DATA PROVIDED -
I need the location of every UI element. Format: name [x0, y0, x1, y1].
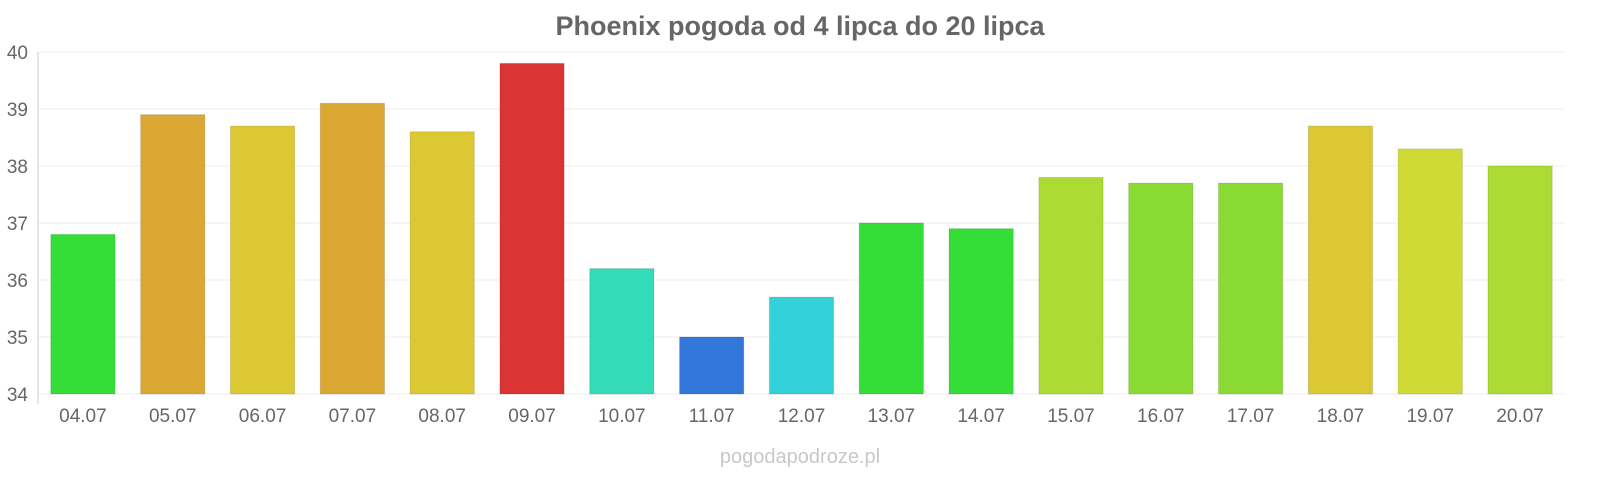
bar-07.07 [319, 102, 385, 395]
bar-18.07 [1307, 125, 1374, 395]
y-tick-label: 38 [7, 157, 28, 178]
bars [50, 62, 1553, 395]
x-tick-label: 06.07 [239, 406, 287, 427]
x-tick-label: 12.07 [778, 406, 826, 427]
bar-20.07 [1487, 165, 1553, 395]
x-tick-label: 17.07 [1227, 406, 1275, 427]
x-tick-label: 08.07 [418, 406, 466, 427]
bar-15.07 [1038, 176, 1104, 395]
x-tick-label: 10.07 [598, 406, 646, 427]
y-tick-label: 34 [7, 385, 29, 406]
x-tick-label: 19.07 [1406, 406, 1454, 427]
y-tick-label: 36 [7, 271, 28, 292]
bar-13.07 [858, 222, 924, 395]
x-tick-label: 16.07 [1137, 406, 1185, 427]
bar-05.07 [140, 114, 206, 395]
bar-17.07 [1218, 182, 1284, 395]
x-tick-label: 09.07 [508, 406, 556, 427]
y-tick-label: 37 [7, 214, 28, 235]
bar-08.07 [409, 131, 475, 395]
x-tick-label: 13.07 [868, 406, 916, 427]
bar-04.07 [50, 233, 116, 395]
bar-19.07 [1397, 148, 1463, 395]
bar-14.07 [948, 228, 1014, 395]
bar-06.07 [229, 125, 296, 395]
x-tick-label: 20.07 [1496, 406, 1544, 427]
y-tick-label: 39 [7, 100, 28, 121]
y-tick-label: 35 [7, 328, 28, 349]
x-tick-label: 18.07 [1317, 406, 1365, 427]
bar-12.07 [768, 296, 835, 395]
x-tick-label: 05.07 [149, 406, 197, 427]
x-tick-label: 04.07 [59, 406, 107, 427]
x-tick-label: 14.07 [957, 406, 1005, 427]
watermark-text: pogodapodroze.pl [720, 446, 880, 468]
tick-labels: 34 35 36 37 38 39 40 04.07 05.07 06.07 07.07 08.07 0… [7, 43, 1544, 427]
bar-11.07 [679, 336, 745, 395]
y-tick-label: 40 [7, 43, 28, 64]
bar-09.07 [499, 62, 565, 395]
bar-10.07 [589, 268, 655, 395]
x-tick-label: 07.07 [329, 406, 377, 427]
x-tick-label: 15.07 [1047, 406, 1095, 427]
x-tick-label: 11.07 [689, 406, 735, 427]
bar-16.07 [1128, 182, 1194, 395]
chart-title: Phoenix pogoda od 4 lipca do 20 lipca [555, 11, 1045, 41]
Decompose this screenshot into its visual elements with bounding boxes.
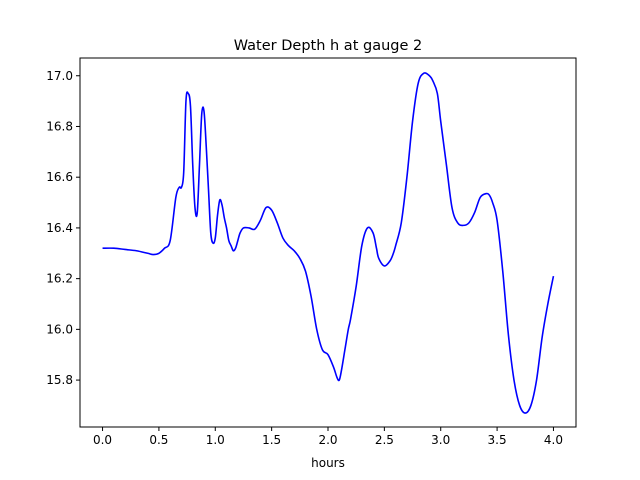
x-axis-ticks: 0.0 0.5 1.0 1.5 2.0 2.5 3.0 3.5 4.0 <box>93 427 563 447</box>
y-tick-label: 17.0 <box>46 69 73 83</box>
x-tick-label: 0.0 <box>93 433 112 447</box>
y-tick-label: 16.6 <box>46 170 73 184</box>
x-tick-label: 3.0 <box>431 433 450 447</box>
plot-frame <box>79 57 577 428</box>
x-tick-label: 4.0 <box>544 433 563 447</box>
x-axis-label: hours <box>311 456 345 470</box>
y-tick-label: 15.8 <box>46 373 73 387</box>
x-tick-label: 1.0 <box>206 433 225 447</box>
chart-title: Water Depth h at gauge 2 <box>234 38 422 54</box>
x-tick-label: 2.0 <box>318 433 337 447</box>
y-tick-label: 16.0 <box>46 322 73 336</box>
y-tick-label: 16.4 <box>46 221 73 235</box>
x-tick-label: 0.5 <box>149 433 168 447</box>
y-tick-label: 16.8 <box>46 119 73 133</box>
x-tick-label: 3.5 <box>488 433 507 447</box>
y-axis-ticks: 15.8 16.0 16.2 16.4 16.6 16.8 17.0 <box>46 69 80 387</box>
x-tick-label: 2.5 <box>375 433 394 447</box>
series-group <box>102 72 555 414</box>
x-tick-label: 1.5 <box>262 433 281 447</box>
y-tick-label: 16.2 <box>46 272 73 286</box>
series-line-0 <box>102 72 555 414</box>
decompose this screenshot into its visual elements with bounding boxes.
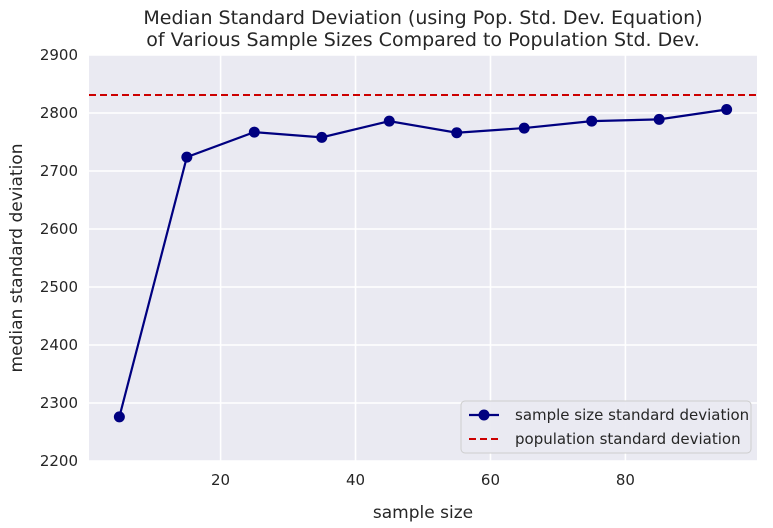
gridlines [89, 54, 757, 462]
y-tick-label: 2800 [40, 104, 78, 122]
x-tick-labels: 20 40 60 80 [211, 471, 635, 489]
data-series [113, 104, 733, 423]
legend-entry-population: population standard deviation [515, 430, 741, 448]
legend: sample size standard deviation population… [460, 400, 752, 454]
y-tick-label: 2700 [40, 162, 78, 180]
data-point [518, 122, 530, 134]
y-tick-label: 2200 [40, 452, 78, 470]
legend-box [460, 400, 752, 454]
x-tick-label: 80 [616, 471, 635, 489]
chart-title-line: of Various Sample Sizes Compared to Popu… [146, 29, 699, 51]
data-point [586, 115, 598, 127]
chart-title: Median Standard Deviation (using Pop. St… [143, 7, 702, 51]
data-point [383, 115, 395, 127]
chart-title-line: Median Standard Deviation (using Pop. St… [143, 7, 702, 29]
data-point [451, 127, 463, 139]
x-axis-label: sample size [373, 503, 473, 523]
y-tick-label: 2400 [40, 336, 78, 354]
y-tick-label: 2600 [40, 220, 78, 238]
data-point [248, 126, 260, 138]
data-point [113, 411, 125, 423]
data-point [316, 131, 328, 143]
y-tick-label: 2300 [40, 394, 78, 412]
y-tick-label: 2900 [40, 46, 78, 64]
legend-series-marker [478, 409, 490, 421]
y-axis-label: median standard deviation [7, 144, 27, 373]
x-tick-label: 20 [211, 471, 230, 489]
plot-area [89, 55, 757, 461]
x-tick-label: 60 [481, 471, 500, 489]
y-tick-label: 2500 [40, 278, 78, 296]
series-line [118, 108, 727, 418]
data-point [181, 151, 193, 163]
legend-entry-sample-size: sample size standard deviation [515, 406, 749, 424]
data-point [721, 104, 733, 116]
y-tick-labels: 2200 2300 2400 2500 2600 2700 2800 2900 [40, 46, 78, 470]
data-point [653, 113, 665, 125]
x-tick-label: 40 [346, 471, 365, 489]
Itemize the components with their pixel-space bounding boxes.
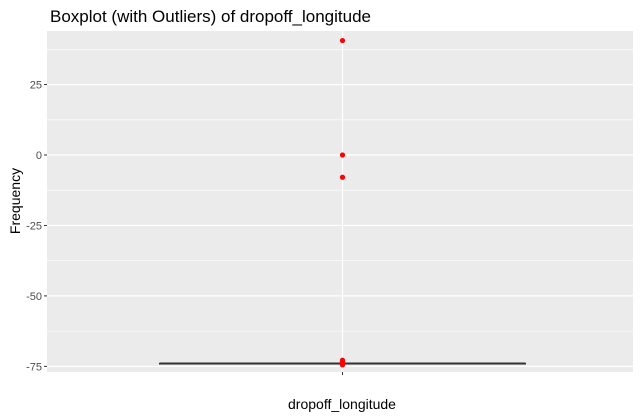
y-tick-label: -50 [26,291,42,303]
x-axis-title: dropoff_longitude [288,396,396,412]
y-axis: 25 0 -25 -50 -75 [26,80,47,373]
y-tick-label: 0 [36,150,42,162]
y-tick-label: -25 [26,220,42,232]
outlier-point [339,174,346,180]
y-tick-label: -75 [26,361,42,373]
grid-minor [47,49,633,332]
y-tick-label: 25 [30,80,42,92]
outlier-point [339,37,346,44]
outlier-point [339,152,346,158]
plot-panel [47,31,633,372]
y-axis-title: Frequency [7,168,23,234]
outliers [339,37,346,368]
chart-title: Boxplot (with Outliers) of dropoff_longi… [50,7,371,26]
outlier-point [339,362,346,368]
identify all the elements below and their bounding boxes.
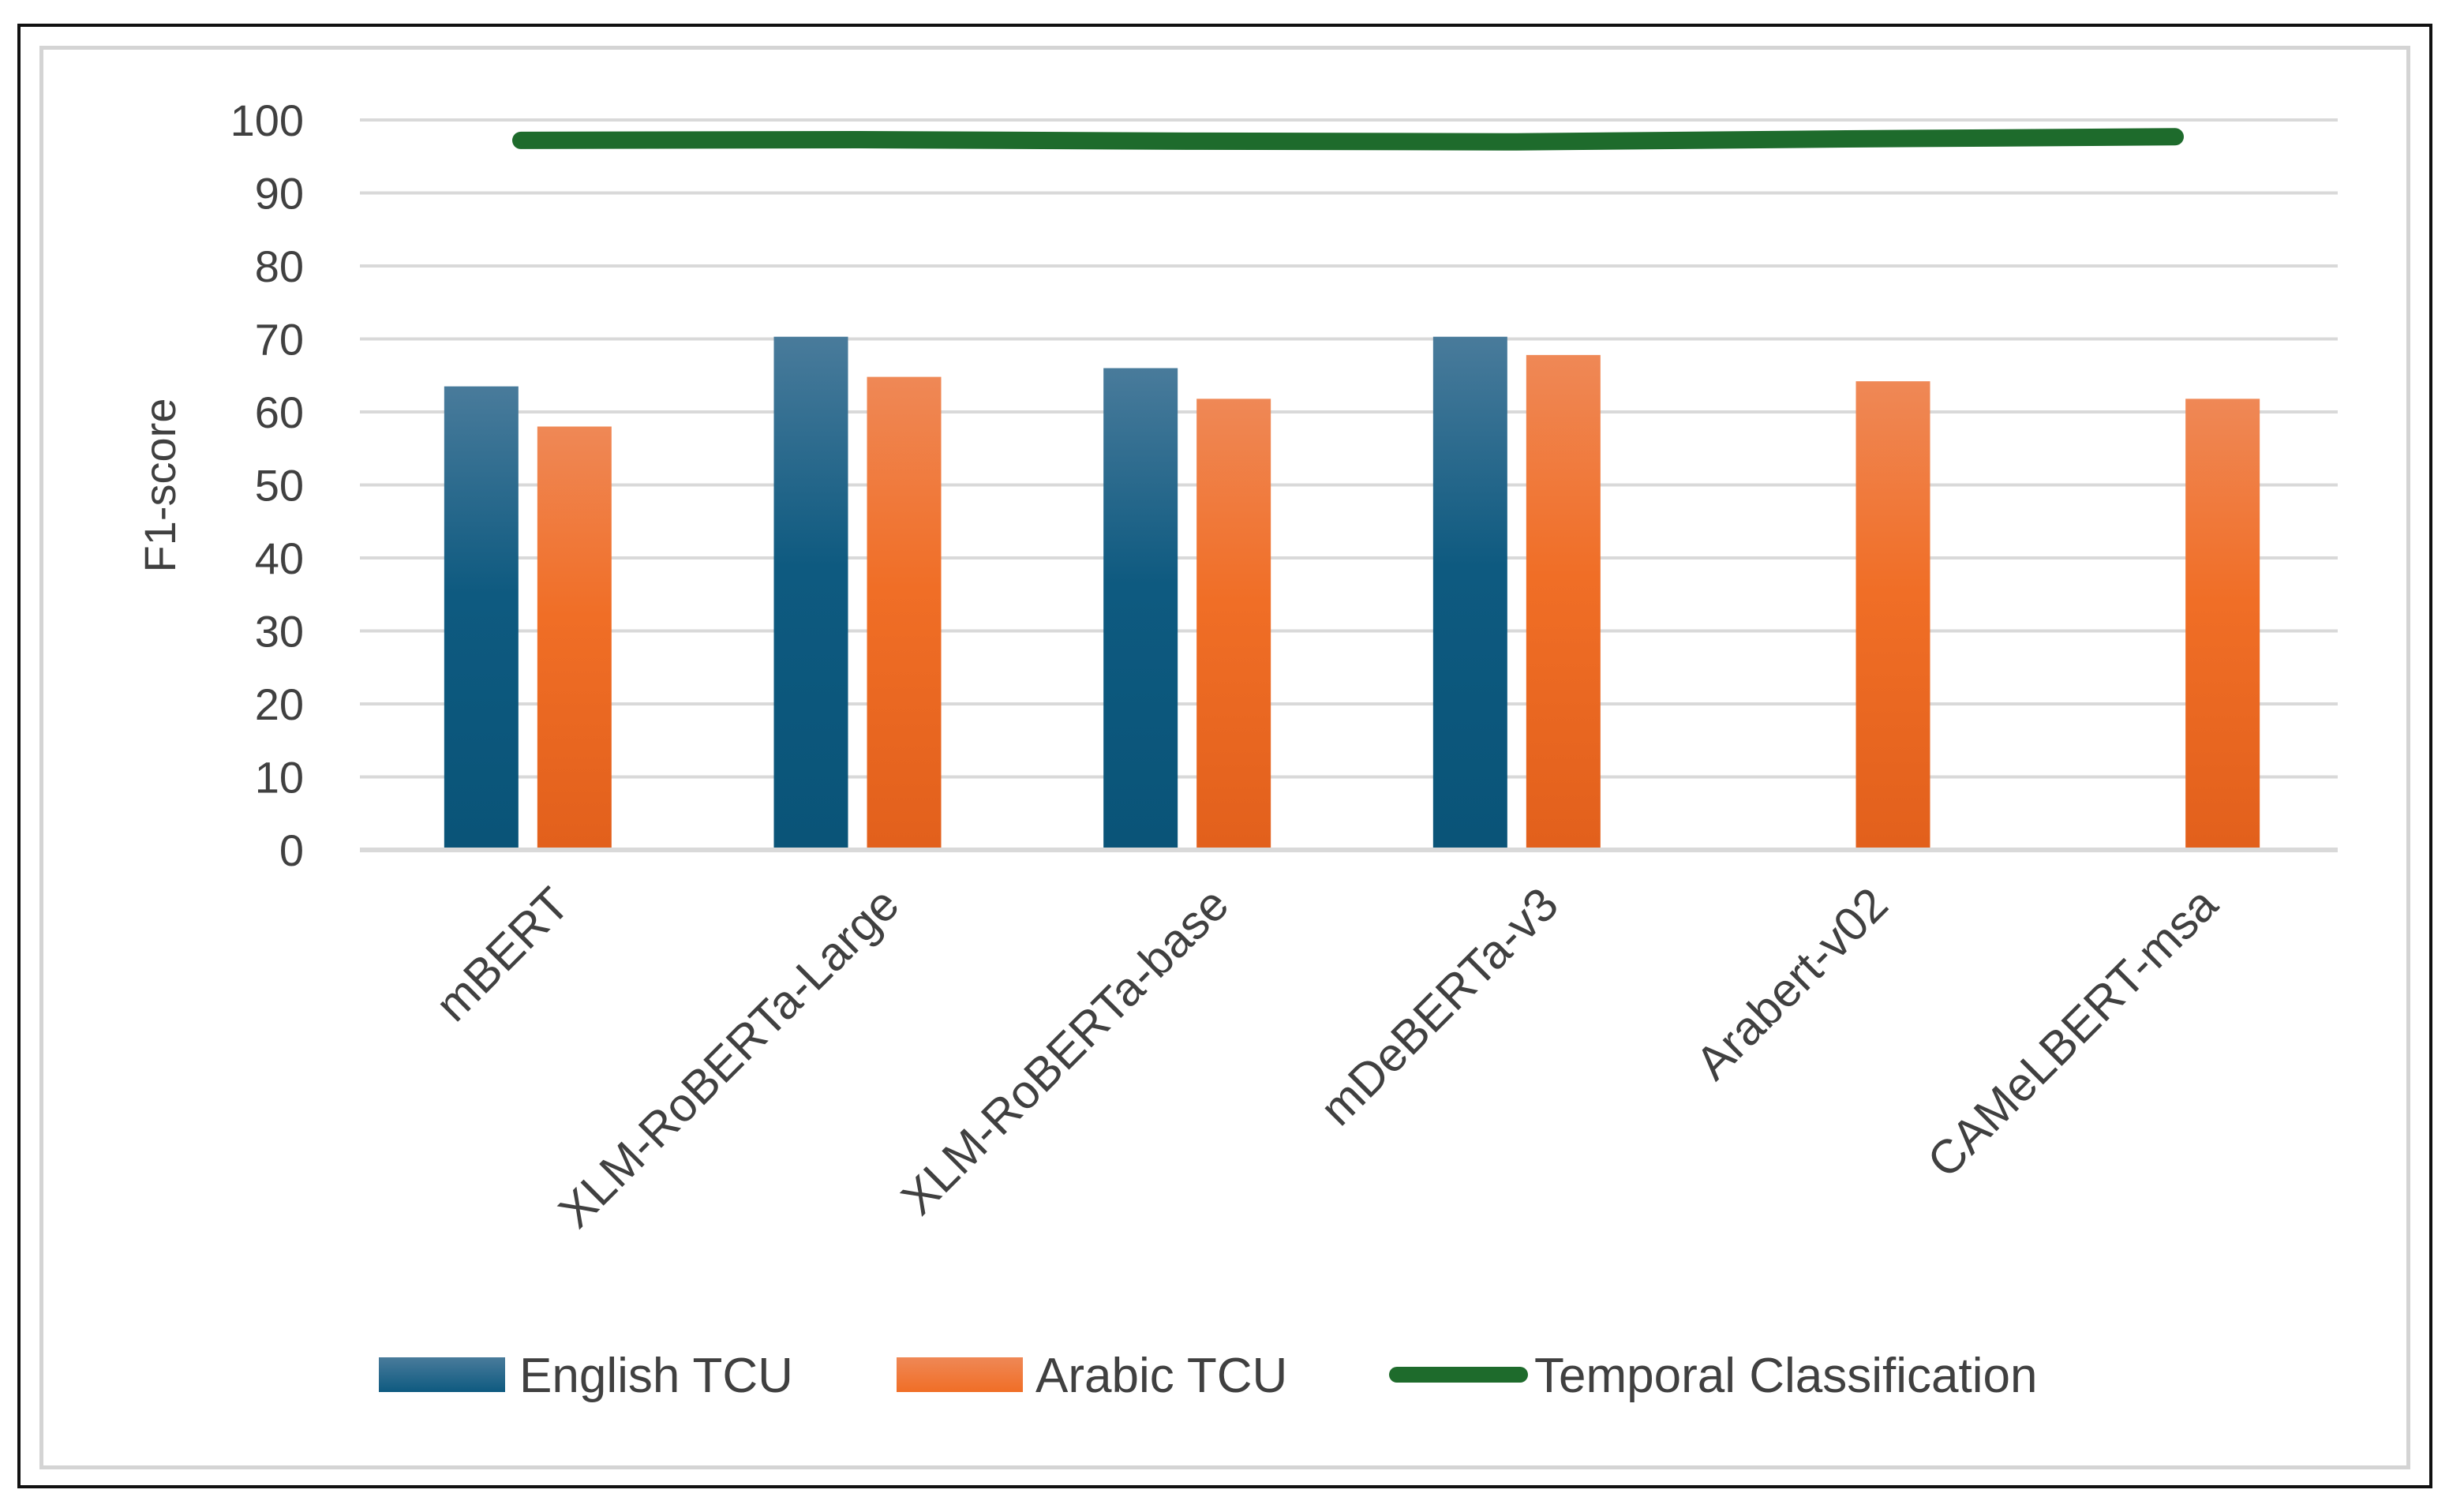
y-tick-label: 100	[230, 95, 304, 145]
bar-arabic-tcu-1	[867, 376, 942, 848]
bar-arabic-tcu-4	[1855, 381, 1930, 848]
x-tick-label: XLM-RoBERTa-base	[891, 878, 1238, 1225]
legend-swatch	[379, 1357, 505, 1392]
bar-english-tcu-2	[1103, 368, 1178, 848]
line-temporal-classification	[512, 128, 2184, 151]
x-tick-label: mBERT	[425, 878, 579, 1031]
y-tick-label: 0	[279, 825, 304, 875]
bar-english-tcu-3	[1432, 336, 1507, 848]
legend-label: English TCU	[519, 1349, 793, 1403]
y-tick-label: 70	[255, 315, 304, 365]
bar-arabic-tcu-0	[537, 426, 612, 848]
y-tick-label: 10	[255, 753, 304, 803]
x-tick-label: CAMeLBERT-msa	[1917, 877, 2228, 1188]
line-series	[512, 128, 2184, 151]
bar-arabic-tcu-3	[1526, 354, 1601, 848]
y-tick-label: 80	[255, 241, 304, 291]
y-tick-label: 40	[255, 533, 304, 583]
y-axis-ticks: 0 10 20 30 40 50 60 70 80 90 100	[230, 95, 304, 875]
y-tick-label: 30	[255, 607, 304, 657]
legend-label: Arabic TCU	[1035, 1349, 1287, 1403]
bar-english-tcu-1	[773, 336, 848, 848]
x-tick-label: mDeBERTa-v3	[1310, 878, 1568, 1136]
bars	[444, 336, 2260, 848]
legend-swatch	[897, 1357, 1023, 1392]
bar-arabic-tcu-2	[1196, 399, 1271, 848]
legend: English TCU Arabic TCU Temporal Classifica…	[379, 1349, 2037, 1403]
y-tick-label: 50	[255, 461, 304, 511]
x-tick-label: XLM-RoBERTa-Large	[549, 878, 909, 1238]
y-tick-label: 90	[255, 169, 304, 219]
bar-english-tcu-0	[444, 386, 519, 848]
legend-label: Temporal Classification	[1534, 1349, 2037, 1403]
gridlines	[360, 118, 2338, 852]
y-tick-label: 60	[255, 387, 304, 437]
y-axis-title: F1-score	[135, 399, 185, 573]
y-tick-label: 20	[255, 679, 304, 729]
x-tick-label: Arabert-v02	[1686, 878, 1898, 1090]
bar-arabic-tcu-5	[2185, 399, 2260, 848]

WHAT TO WORK ON -
Reproduce the lines of the material above without any change, starting at the line containing "95, 304, 145]" and ending after the line containing "878, 579, 1031]".

ANSWER -
y-tick-label: 100	[230, 95, 304, 145]
bar-arabic-tcu-1	[867, 376, 942, 848]
bar-arabic-tcu-4	[1855, 381, 1930, 848]
x-tick-label: XLM-RoBERTa-base	[891, 878, 1238, 1225]
legend-swatch	[379, 1357, 505, 1392]
bar-english-tcu-2	[1103, 368, 1178, 848]
line-temporal-classification	[512, 128, 2184, 151]
x-tick-label: mBERT	[425, 878, 579, 1031]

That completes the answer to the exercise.